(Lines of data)
════════════════

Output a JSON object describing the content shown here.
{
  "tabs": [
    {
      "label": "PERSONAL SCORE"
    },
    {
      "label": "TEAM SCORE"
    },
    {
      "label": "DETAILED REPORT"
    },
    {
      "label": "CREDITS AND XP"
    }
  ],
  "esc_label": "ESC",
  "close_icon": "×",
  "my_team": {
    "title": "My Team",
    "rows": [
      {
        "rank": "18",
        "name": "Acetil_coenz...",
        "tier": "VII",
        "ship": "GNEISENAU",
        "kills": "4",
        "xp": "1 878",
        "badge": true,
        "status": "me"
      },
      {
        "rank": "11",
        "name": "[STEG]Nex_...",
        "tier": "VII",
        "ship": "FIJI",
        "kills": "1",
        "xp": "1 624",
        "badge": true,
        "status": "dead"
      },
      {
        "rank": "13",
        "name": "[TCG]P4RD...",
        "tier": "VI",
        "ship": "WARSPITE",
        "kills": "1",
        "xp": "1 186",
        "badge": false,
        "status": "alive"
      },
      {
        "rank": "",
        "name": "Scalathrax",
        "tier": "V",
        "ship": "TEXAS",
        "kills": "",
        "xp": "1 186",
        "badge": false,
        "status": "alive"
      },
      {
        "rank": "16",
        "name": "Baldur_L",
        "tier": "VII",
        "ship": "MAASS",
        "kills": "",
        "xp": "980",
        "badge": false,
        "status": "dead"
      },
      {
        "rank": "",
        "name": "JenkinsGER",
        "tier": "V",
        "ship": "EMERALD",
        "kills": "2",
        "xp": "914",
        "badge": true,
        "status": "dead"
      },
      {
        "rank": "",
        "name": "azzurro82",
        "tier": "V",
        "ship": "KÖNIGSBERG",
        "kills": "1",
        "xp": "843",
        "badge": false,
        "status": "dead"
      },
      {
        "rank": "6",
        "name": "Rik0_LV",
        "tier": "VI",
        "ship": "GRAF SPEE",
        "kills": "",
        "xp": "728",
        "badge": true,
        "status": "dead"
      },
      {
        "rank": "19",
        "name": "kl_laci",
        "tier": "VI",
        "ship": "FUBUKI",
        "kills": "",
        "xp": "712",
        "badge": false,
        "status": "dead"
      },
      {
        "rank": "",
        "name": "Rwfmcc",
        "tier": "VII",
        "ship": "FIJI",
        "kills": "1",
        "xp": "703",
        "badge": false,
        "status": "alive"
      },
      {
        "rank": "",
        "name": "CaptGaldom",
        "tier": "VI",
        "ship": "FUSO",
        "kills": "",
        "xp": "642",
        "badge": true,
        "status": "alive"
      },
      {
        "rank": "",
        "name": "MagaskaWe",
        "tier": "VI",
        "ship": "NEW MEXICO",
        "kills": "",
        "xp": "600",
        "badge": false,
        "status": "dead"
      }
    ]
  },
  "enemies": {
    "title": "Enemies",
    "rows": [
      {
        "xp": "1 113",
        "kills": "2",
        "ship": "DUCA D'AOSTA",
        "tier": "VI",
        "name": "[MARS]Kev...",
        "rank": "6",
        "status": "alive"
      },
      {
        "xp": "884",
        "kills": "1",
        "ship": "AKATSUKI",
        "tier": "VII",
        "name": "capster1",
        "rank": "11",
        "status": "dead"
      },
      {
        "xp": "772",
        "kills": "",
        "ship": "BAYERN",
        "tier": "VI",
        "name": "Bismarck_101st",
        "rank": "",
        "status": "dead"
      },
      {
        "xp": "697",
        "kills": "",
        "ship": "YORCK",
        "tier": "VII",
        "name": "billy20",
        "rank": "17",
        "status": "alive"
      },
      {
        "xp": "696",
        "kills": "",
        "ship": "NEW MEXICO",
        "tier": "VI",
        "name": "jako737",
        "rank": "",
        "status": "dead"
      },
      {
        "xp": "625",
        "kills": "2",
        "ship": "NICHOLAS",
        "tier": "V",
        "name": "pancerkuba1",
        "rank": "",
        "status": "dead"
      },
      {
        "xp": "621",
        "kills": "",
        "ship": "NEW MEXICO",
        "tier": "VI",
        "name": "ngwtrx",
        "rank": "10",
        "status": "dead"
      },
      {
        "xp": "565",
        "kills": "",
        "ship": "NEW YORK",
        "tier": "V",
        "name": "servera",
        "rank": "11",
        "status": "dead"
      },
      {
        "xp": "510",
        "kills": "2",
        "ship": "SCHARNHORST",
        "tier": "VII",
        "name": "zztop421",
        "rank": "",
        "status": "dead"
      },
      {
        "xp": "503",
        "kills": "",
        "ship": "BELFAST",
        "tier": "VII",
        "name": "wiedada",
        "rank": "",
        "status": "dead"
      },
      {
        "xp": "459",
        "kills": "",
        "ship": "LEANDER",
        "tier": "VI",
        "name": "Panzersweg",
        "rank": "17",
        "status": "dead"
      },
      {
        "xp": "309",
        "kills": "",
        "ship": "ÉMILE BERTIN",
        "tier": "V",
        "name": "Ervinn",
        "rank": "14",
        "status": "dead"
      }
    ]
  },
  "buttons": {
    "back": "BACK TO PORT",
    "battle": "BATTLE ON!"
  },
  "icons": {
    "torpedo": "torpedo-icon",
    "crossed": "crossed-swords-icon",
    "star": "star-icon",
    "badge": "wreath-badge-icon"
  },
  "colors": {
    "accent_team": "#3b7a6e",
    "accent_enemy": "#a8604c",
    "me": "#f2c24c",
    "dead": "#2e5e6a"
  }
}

════════════════

_PROBLEM DETAILS_
Work through the listing above and report how many lines include the string "SCORE", with no other text.

_SOLUTION BELOW_
2